[Listed records]:
· · ·
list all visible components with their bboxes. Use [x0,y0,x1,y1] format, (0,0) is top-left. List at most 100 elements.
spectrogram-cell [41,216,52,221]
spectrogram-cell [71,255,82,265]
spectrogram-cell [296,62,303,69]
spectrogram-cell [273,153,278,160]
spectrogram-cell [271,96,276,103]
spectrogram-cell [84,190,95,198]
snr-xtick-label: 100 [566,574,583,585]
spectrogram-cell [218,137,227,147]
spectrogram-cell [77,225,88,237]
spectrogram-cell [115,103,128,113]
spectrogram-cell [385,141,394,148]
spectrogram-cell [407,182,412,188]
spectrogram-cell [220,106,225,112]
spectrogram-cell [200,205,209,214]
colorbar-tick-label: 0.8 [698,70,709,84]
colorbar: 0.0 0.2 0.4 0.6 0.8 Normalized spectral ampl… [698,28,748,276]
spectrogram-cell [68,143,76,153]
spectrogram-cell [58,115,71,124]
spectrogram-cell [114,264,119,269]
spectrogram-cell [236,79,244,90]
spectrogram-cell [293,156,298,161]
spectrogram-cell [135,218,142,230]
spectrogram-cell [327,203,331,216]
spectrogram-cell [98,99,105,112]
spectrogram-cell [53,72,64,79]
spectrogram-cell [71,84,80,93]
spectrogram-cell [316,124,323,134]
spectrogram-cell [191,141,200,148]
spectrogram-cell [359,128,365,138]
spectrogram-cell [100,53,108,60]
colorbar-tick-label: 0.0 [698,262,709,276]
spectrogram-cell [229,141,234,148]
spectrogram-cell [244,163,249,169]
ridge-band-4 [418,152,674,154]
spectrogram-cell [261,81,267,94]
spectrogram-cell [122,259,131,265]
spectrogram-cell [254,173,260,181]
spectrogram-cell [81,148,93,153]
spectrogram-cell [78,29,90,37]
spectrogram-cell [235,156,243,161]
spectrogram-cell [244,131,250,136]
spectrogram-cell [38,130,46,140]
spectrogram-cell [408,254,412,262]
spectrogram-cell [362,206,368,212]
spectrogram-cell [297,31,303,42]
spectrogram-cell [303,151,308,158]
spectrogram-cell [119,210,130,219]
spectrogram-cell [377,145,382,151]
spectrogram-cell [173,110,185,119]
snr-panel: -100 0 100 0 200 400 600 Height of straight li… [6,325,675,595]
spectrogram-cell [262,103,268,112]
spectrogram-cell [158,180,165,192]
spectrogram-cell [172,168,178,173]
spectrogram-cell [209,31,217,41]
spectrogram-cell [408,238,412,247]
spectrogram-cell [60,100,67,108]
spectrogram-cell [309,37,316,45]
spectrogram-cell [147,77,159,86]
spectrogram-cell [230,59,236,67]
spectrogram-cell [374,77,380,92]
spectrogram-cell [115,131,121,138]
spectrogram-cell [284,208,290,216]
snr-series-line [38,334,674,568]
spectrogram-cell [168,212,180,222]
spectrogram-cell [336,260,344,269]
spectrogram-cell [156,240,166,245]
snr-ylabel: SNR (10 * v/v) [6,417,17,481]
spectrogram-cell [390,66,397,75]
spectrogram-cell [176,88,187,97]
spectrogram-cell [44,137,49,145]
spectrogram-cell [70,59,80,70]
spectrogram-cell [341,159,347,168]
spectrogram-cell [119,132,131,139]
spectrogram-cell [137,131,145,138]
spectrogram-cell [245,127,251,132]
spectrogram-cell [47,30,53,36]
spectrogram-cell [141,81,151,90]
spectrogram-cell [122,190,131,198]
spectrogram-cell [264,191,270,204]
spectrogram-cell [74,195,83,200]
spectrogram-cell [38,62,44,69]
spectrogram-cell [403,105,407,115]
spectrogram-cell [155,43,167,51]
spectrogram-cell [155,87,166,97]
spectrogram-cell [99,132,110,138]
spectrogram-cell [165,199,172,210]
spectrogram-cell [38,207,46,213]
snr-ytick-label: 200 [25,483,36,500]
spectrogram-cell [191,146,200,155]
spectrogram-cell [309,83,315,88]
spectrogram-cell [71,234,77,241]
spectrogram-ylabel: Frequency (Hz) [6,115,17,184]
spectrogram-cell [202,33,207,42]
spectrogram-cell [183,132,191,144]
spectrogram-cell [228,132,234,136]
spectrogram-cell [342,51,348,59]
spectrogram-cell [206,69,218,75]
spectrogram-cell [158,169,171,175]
· · ·
[Problem statement]: Rewrite the rows from the first line through the line containing "spectrogram-cell [81,148,93,153]", substituting "colorbar-tick" for every "colorbar-tick-label" and leaving everything else unchanged.

[Task response]:
list all visible components with their bboxes. Use [x0,y0,x1,y1] format, (0,0) is top-left. List at most 100 elements.
spectrogram-cell [41,216,52,221]
spectrogram-cell [71,255,82,265]
spectrogram-cell [296,62,303,69]
spectrogram-cell [273,153,278,160]
spectrogram-cell [271,96,276,103]
spectrogram-cell [84,190,95,198]
snr-xtick-label: 100 [566,574,583,585]
spectrogram-cell [218,137,227,147]
spectrogram-cell [77,225,88,237]
spectrogram-cell [115,103,128,113]
spectrogram-cell [385,141,394,148]
spectrogram-cell [407,182,412,188]
spectrogram-cell [220,106,225,112]
spectrogram-cell [200,205,209,214]
colorbar-tick: 0.8 [698,70,709,84]
colorbar: 0.0 0.2 0.4 0.6 0.8 Normalized spectral ampl… [698,28,748,276]
spectrogram-cell [68,143,76,153]
spectrogram-cell [58,115,71,124]
spectrogram-cell [114,264,119,269]
spectrogram-cell [236,79,244,90]
spectrogram-cell [293,156,298,161]
spectrogram-cell [135,218,142,230]
spectrogram-cell [327,203,331,216]
spectrogram-cell [98,99,105,112]
spectrogram-cell [53,72,64,79]
spectrogram-cell [71,84,80,93]
spectrogram-cell [316,124,323,134]
spectrogram-cell [191,141,200,148]
spectrogram-cell [359,128,365,138]
spectrogram-cell [100,53,108,60]
colorbar-tick: 0.0 [698,262,709,276]
spectrogram-cell [229,141,234,148]
spectrogram-cell [244,163,249,169]
ridge-band-4 [418,152,674,154]
spectrogram-cell [261,81,267,94]
spectrogram-cell [122,259,131,265]
spectrogram-cell [254,173,260,181]
spectrogram-cell [81,148,93,153]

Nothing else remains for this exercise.